Count every line below in which "slug" occurs, then give only the count.

----

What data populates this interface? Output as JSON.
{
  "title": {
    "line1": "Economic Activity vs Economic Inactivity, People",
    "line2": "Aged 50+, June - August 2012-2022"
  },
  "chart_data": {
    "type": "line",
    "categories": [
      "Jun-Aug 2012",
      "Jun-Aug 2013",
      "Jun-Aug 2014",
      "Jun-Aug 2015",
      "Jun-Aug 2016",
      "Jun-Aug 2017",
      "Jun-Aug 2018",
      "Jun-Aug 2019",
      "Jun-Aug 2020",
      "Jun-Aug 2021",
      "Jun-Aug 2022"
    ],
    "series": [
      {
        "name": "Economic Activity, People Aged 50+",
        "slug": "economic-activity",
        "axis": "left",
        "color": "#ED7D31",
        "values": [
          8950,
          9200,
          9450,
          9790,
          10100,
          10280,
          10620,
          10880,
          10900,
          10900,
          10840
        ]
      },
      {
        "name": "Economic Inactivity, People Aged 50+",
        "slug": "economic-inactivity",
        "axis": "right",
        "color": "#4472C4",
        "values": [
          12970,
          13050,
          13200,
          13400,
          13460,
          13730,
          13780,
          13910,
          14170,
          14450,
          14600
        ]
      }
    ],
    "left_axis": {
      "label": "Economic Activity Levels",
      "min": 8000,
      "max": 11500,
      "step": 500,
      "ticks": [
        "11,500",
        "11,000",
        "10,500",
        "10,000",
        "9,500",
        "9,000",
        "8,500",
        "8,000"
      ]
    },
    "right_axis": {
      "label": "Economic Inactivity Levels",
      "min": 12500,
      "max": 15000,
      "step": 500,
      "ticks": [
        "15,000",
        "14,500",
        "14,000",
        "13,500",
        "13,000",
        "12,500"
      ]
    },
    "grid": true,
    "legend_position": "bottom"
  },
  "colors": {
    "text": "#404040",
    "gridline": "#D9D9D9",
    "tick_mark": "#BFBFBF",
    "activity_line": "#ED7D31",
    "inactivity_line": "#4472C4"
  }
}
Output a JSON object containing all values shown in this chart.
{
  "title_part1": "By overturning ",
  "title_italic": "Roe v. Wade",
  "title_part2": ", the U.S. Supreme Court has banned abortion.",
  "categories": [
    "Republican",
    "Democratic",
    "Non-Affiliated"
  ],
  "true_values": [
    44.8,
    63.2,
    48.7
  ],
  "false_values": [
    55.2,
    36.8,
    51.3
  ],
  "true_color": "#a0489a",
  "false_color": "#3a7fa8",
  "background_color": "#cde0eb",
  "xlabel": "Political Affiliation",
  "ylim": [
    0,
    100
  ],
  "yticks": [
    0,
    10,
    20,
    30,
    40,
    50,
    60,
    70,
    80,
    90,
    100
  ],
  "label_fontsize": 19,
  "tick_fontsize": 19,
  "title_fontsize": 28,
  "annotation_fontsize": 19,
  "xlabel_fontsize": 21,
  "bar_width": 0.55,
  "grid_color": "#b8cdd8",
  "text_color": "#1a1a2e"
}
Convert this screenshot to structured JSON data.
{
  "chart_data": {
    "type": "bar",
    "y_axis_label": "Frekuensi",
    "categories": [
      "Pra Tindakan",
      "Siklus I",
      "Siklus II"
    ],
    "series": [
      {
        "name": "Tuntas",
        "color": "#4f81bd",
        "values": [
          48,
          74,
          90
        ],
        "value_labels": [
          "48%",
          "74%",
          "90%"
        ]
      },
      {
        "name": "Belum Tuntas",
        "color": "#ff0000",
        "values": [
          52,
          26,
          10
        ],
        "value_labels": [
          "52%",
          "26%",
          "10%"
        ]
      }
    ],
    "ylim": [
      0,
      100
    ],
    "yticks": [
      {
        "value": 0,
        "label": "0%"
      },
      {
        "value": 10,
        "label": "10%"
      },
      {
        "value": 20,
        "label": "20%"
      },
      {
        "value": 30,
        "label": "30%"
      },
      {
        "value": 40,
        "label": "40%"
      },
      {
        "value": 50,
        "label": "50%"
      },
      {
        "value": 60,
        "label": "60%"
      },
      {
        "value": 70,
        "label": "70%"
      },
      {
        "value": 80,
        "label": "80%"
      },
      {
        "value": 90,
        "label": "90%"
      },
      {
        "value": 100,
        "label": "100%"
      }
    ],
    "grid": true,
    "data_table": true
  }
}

----

## SOLUTION
2